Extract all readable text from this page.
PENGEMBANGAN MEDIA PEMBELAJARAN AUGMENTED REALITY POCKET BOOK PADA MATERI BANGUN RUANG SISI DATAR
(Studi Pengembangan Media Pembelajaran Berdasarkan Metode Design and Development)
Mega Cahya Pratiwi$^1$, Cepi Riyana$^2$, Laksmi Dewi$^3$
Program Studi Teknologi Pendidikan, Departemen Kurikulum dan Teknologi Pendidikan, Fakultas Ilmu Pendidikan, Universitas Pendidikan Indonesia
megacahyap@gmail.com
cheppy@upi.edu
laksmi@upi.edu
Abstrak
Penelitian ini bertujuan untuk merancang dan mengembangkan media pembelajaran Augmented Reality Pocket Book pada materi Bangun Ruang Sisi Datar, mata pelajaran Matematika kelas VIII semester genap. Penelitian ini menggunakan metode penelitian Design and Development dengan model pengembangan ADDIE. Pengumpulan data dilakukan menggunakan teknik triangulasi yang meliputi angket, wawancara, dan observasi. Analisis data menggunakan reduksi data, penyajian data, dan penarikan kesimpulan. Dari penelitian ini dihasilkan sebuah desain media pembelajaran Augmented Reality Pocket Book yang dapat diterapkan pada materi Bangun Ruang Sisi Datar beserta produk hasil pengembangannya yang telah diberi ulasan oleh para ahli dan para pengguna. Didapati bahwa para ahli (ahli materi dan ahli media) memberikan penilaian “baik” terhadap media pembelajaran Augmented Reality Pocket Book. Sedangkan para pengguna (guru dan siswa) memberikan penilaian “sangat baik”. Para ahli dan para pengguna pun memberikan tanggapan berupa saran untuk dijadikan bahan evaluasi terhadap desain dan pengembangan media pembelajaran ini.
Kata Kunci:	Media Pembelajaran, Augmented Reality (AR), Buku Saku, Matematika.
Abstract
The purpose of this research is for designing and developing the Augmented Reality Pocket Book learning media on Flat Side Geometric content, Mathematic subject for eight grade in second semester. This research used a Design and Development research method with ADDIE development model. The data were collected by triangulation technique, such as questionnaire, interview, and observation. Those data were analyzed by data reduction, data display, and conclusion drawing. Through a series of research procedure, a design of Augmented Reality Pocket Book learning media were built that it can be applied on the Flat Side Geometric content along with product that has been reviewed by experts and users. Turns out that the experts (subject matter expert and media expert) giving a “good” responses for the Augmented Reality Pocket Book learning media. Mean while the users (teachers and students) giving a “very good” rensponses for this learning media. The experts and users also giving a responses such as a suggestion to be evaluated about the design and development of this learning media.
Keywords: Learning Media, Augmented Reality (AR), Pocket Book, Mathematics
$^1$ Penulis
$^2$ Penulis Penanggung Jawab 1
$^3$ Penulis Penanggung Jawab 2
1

§ §

• What to work on
Report each line in the data that holds the word "Penulis".

• Answer to the exercise
$^1$ Penulis
$^2$ Penulis Penanggung Jawab 1
$^3$ Penulis Penanggung Jawab 2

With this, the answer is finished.